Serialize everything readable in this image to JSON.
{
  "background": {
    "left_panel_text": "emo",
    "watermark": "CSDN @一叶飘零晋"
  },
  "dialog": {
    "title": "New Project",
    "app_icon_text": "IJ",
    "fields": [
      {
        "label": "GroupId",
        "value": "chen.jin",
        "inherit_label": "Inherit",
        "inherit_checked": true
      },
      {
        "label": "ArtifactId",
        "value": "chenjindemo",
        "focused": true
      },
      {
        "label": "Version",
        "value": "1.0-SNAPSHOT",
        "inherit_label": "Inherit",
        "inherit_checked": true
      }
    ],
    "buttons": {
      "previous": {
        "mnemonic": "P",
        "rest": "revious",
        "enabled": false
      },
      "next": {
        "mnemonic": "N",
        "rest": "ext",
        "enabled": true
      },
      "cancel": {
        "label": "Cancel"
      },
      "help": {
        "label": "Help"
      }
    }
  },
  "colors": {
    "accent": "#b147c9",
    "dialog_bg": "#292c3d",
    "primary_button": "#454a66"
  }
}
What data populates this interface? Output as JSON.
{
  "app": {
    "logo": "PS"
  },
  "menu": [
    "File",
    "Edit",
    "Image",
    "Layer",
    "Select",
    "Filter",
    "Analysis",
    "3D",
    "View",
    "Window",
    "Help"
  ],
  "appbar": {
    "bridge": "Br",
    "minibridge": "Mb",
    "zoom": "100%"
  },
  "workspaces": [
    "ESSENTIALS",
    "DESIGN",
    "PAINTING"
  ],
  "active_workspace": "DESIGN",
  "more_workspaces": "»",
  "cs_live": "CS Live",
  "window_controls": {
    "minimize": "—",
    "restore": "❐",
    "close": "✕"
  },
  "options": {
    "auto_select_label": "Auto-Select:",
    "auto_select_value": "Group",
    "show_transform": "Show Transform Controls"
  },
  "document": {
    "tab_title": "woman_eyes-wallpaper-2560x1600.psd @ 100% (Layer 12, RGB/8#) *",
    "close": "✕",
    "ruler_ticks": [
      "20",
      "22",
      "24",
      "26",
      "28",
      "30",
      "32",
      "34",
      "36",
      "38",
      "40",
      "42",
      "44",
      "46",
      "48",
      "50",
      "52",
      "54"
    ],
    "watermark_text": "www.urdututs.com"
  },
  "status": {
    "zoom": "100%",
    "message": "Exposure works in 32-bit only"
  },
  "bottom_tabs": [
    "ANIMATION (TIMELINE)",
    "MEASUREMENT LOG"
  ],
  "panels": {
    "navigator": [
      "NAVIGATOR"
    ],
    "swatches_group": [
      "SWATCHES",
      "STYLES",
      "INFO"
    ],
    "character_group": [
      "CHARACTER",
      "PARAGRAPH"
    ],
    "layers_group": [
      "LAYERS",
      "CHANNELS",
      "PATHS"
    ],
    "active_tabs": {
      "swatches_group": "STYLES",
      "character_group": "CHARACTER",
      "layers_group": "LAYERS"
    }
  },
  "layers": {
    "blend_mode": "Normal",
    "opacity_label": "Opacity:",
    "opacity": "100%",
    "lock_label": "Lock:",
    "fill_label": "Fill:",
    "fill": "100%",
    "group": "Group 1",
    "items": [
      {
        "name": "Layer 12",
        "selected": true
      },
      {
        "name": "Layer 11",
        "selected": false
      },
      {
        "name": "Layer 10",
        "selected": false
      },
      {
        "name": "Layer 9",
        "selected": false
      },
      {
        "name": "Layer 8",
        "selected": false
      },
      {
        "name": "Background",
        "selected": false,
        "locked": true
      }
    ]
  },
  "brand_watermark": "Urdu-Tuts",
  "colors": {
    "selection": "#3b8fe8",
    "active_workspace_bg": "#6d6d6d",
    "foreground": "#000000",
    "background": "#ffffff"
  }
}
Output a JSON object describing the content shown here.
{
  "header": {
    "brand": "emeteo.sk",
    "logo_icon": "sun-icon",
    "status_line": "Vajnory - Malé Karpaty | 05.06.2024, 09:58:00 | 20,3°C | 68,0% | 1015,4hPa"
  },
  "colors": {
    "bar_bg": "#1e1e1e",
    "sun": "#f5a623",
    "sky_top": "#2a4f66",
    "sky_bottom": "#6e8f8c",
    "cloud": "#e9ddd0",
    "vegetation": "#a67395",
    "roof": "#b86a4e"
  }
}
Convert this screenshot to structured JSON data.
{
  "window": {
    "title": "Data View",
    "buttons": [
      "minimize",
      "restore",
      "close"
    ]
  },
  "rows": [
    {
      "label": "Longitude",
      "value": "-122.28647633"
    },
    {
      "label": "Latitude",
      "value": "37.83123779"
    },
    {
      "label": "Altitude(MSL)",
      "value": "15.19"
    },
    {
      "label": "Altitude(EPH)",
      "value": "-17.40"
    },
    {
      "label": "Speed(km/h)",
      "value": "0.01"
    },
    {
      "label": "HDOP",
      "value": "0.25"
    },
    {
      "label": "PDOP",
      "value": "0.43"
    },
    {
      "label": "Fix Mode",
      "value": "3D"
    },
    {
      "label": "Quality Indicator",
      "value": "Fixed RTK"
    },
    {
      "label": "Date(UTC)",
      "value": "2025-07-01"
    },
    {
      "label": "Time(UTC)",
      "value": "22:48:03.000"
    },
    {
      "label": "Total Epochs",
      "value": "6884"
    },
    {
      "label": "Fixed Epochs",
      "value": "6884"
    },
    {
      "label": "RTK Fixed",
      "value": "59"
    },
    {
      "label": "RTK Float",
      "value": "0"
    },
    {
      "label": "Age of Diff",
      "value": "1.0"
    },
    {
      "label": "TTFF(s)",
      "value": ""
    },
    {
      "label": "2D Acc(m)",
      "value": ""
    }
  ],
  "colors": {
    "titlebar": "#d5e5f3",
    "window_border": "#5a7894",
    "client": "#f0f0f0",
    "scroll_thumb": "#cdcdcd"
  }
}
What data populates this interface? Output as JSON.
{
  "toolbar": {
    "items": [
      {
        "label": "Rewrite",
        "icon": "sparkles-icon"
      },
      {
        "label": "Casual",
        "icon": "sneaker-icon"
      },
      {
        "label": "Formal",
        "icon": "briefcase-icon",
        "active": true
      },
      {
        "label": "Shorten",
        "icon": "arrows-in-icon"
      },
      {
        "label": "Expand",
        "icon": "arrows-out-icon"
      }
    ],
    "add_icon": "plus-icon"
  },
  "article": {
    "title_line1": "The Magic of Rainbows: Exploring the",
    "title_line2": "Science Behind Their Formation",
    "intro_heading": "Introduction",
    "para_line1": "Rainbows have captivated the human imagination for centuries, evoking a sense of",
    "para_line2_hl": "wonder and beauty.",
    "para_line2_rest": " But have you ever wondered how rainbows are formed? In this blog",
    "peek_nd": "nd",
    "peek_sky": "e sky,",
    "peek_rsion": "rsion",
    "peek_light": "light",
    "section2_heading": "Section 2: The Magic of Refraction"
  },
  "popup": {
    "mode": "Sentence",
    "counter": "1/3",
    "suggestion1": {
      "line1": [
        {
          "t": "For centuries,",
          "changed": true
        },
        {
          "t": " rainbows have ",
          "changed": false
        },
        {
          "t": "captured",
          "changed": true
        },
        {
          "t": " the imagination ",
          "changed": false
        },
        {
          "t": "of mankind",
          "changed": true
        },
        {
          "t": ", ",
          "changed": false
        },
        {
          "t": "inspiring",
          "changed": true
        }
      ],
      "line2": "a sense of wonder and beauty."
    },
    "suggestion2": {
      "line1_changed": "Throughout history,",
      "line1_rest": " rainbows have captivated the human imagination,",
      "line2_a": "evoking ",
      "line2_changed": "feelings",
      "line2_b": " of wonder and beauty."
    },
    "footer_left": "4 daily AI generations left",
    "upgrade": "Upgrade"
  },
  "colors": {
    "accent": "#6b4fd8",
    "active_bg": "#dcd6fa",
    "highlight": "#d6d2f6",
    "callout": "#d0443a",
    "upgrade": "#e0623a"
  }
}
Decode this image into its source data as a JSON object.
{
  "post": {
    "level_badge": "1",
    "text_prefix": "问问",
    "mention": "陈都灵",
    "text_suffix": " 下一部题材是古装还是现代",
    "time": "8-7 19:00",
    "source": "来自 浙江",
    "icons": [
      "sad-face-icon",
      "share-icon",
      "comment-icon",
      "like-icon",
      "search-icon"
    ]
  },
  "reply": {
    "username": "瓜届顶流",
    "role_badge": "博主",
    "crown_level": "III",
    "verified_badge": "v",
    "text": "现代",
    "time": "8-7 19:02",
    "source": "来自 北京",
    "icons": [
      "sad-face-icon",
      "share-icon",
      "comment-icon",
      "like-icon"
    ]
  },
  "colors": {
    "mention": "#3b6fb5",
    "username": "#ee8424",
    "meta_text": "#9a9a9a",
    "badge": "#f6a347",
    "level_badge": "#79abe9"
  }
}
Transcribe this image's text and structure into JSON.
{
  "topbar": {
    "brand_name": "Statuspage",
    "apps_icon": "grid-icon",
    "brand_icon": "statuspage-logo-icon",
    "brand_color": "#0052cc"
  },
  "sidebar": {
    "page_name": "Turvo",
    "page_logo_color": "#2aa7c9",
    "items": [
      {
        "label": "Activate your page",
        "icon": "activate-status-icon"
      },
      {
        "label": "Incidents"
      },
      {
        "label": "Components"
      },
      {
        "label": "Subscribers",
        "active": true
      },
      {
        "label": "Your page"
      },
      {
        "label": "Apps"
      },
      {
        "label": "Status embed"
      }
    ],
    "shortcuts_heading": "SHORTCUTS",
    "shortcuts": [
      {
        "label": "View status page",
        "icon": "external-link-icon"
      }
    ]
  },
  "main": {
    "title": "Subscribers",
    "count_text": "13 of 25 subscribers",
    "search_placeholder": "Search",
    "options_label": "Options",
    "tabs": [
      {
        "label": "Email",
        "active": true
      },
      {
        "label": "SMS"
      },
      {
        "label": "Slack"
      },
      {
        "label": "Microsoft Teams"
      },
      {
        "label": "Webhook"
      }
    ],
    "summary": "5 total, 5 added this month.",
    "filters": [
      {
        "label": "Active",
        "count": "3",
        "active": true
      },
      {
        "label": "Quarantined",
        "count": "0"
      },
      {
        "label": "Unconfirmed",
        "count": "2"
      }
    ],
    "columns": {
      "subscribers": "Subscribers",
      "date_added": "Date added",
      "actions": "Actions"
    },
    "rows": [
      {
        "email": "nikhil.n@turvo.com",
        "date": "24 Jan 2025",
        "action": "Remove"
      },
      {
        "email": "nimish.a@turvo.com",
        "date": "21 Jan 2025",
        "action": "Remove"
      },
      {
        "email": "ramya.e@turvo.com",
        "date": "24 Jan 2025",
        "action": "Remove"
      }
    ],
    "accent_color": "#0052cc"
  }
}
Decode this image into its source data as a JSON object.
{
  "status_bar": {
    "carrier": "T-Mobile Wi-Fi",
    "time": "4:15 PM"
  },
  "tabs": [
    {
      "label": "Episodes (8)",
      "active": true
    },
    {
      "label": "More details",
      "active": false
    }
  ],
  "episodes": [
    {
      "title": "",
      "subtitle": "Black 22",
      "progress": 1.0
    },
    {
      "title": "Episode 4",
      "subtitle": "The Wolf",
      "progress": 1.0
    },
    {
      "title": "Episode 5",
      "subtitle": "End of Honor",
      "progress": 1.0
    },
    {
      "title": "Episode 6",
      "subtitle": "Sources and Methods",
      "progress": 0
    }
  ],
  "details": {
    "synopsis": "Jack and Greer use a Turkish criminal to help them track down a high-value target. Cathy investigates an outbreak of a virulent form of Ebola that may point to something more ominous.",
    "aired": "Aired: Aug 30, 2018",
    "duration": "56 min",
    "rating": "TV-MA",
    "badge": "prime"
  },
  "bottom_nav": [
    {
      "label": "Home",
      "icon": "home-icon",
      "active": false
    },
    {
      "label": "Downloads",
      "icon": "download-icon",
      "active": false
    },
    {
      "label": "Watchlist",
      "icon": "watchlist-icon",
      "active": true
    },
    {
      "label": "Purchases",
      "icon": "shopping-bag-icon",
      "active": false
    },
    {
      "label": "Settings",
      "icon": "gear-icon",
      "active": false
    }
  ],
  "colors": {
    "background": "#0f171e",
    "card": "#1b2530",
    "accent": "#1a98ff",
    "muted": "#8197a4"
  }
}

___

-- EXERCISE AIM --
From the records above, pull out each line that has "human".

-- SOLUTION FOR THIS PROBLEM --
    "para_line1": "Rainbows have captivated the human imagination for centuries, evoking a sense of",
      "line1_rest": " rainbows have captivated the human imagination,",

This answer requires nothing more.